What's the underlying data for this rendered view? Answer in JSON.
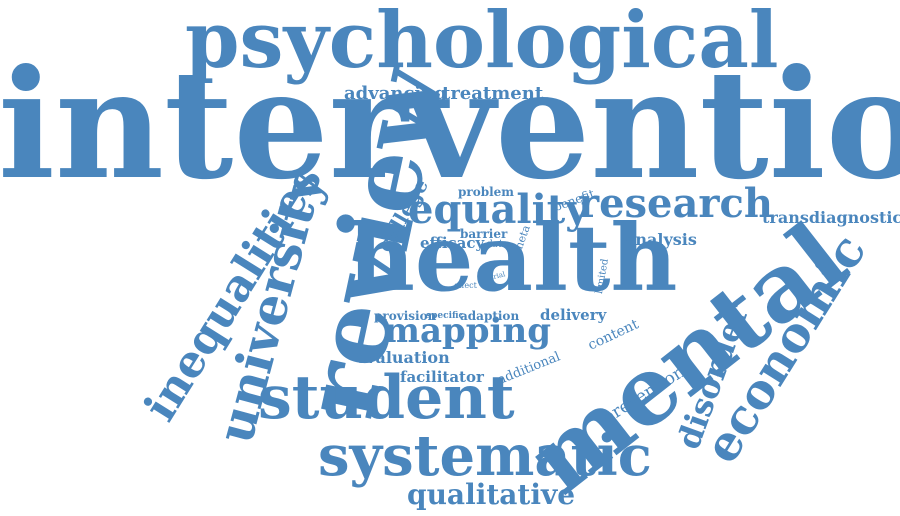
{
  "colors": {
    "text": "#4a86bd",
    "background": "#ffffff"
  },
  "words": [
    "psychological",
    "intervention",
    "advancing",
    "treatment",
    "review",
    "health",
    "mental",
    "equality",
    "research",
    "university",
    "inequalities",
    "student",
    "systematic",
    "economic",
    "qualitative",
    "mapping",
    "college",
    "problem",
    "benefit",
    "transdiagnostic",
    "barrier",
    "efficacy",
    "data",
    "meta",
    "analysis",
    "trial",
    "effect",
    "limited",
    "provision",
    "specific",
    "adaption",
    "delivery",
    "content",
    "evaluation",
    "additional",
    "facilitator",
    "disorder",
    "prevention"
  ]
}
^^^^
# Instructions for the task
Only lines holding the string "data" are wanted; gather each one from the entries above.

# Expected output
What's the underlying data for this rendered view? Answer in JSON.
    "data",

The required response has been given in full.